* [Material]
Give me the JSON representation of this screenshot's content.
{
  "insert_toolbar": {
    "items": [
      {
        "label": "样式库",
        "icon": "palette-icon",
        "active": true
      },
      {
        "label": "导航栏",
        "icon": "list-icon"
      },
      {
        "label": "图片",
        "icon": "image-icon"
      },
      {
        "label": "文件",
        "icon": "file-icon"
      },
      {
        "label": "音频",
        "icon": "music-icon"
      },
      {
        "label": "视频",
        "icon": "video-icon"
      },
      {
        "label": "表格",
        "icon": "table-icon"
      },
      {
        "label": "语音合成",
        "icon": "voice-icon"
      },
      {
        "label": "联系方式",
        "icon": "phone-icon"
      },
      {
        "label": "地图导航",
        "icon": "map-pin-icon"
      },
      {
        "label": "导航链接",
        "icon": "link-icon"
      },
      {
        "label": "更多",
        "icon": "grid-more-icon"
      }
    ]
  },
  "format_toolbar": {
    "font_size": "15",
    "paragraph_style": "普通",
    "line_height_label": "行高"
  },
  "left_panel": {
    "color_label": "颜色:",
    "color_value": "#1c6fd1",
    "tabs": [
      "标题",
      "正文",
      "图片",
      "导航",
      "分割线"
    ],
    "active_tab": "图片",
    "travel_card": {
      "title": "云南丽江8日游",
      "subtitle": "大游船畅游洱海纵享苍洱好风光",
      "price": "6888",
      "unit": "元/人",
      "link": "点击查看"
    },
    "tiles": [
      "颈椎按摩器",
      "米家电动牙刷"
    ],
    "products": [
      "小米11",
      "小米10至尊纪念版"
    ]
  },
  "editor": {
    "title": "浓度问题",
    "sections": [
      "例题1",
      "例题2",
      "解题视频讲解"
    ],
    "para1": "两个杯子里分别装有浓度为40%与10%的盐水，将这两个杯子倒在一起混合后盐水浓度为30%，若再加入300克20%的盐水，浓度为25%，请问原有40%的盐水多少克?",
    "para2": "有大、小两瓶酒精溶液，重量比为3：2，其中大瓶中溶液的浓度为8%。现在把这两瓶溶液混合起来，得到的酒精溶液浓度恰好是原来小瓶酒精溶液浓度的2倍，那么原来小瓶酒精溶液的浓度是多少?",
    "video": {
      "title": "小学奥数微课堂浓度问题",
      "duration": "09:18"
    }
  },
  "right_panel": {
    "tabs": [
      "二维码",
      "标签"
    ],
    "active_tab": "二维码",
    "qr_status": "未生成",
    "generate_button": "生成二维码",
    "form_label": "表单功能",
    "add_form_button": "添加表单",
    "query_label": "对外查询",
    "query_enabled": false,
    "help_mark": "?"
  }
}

* [To be done] Repeat every line of the records above exactly.

* [Solution to this exercise]
Give me the JSON representation of this screenshot's content.
{
  "insert_toolbar": {
    "items": [
      {
        "label": "样式库",
        "icon": "palette-icon",
        "active": true
      },
      {
        "label": "导航栏",
        "icon": "list-icon"
      },
      {
        "label": "图片",
        "icon": "image-icon"
      },
      {
        "label": "文件",
        "icon": "file-icon"
      },
      {
        "label": "音频",
        "icon": "music-icon"
      },
      {
        "label": "视频",
        "icon": "video-icon"
      },
      {
        "label": "表格",
        "icon": "table-icon"
      },
      {
        "label": "语音合成",
        "icon": "voice-icon"
      },
      {
        "label": "联系方式",
        "icon": "phone-icon"
      },
      {
        "label": "地图导航",
        "icon": "map-pin-icon"
      },
      {
        "label": "导航链接",
        "icon": "link-icon"
      },
      {
        "label": "更多",
        "icon": "grid-more-icon"
      }
    ]
  },
  "format_toolbar": {
    "font_size": "15",
    "paragraph_style": "普通",
    "line_height_label": "行高"
  },
  "left_panel": {
    "color_label": "颜色:",
    "color_value": "#1c6fd1",
    "tabs": [
      "标题",
      "正文",
      "图片",
      "导航",
      "分割线"
    ],
    "active_tab": "图片",
    "travel_card": {
      "title": "云南丽江8日游",
      "subtitle": "大游船畅游洱海纵享苍洱好风光",
      "price": "6888",
      "unit": "元/人",
      "link": "点击查看"
    },
    "tiles": [
      "颈椎按摩器",
      "米家电动牙刷"
    ],
    "products": [
      "小米11",
      "小米10至尊纪念版"
    ]
  },
  "editor": {
    "title": "浓度问题",
    "sections": [
      "例题1",
      "例题2",
      "解题视频讲解"
    ],
    "para1": "两个杯子里分别装有浓度为40%与10%的盐水，将这两个杯子倒在一起混合后盐水浓度为30%，若再加入300克20%的盐水，浓度为25%，请问原有40%的盐水多少克?",
    "para2": "有大、小两瓶酒精溶液，重量比为3：2，其中大瓶中溶液的浓度为8%。现在把这两瓶溶液混合起来，得到的酒精溶液浓度恰好是原来小瓶酒精溶液浓度的2倍，那么原来小瓶酒精溶液的浓度是多少?",
    "video": {
      "title": "小学奥数微课堂浓度问题",
      "duration": "09:18"
    }
  },
  "right_panel": {
    "tabs": [
      "二维码",
      "标签"
    ],
    "active_tab": "二维码",
    "qr_status": "未生成",
    "generate_button": "生成二维码",
    "form_label": "表单功能",
    "add_form_button": "添加表单",
    "query_label": "对外查询",
    "query_enabled": false,
    "help_mark": "?"
  }
}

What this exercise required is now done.